◆ **Data lines**:
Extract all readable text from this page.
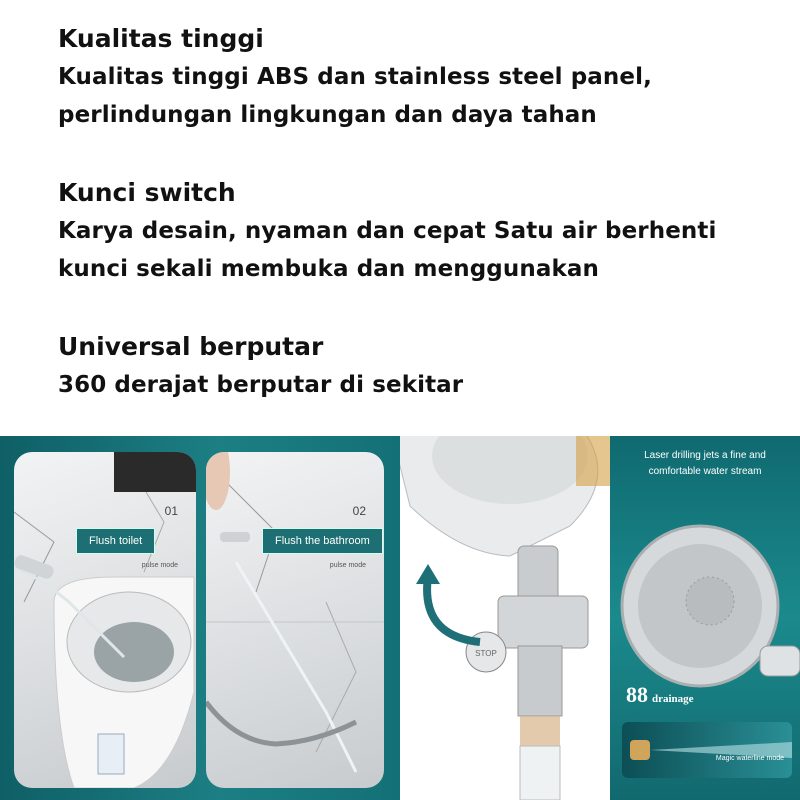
Kualitas tinggi
Kualitas tinggi ABS dan stainless steel panel,
perlindungan lingkungan dan daya tahan
Kunci switch
Karya desain, nyaman dan cepat Satu air berhenti
kunci sekali membuka dan menggunakan
Universal berputar
360 derajat berputar di sekitar
01
Flush toilet
pulse mode
02
Flush the bathroom
pulse mode
STOP
Laser drilling jets a fine and
comfortable water stream
88 drainage
Magic waterline mode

◆ **What is required**:
Report how many lines of the preceding records include "Kualitas". Output the number only.

◆ **Task solution**:
2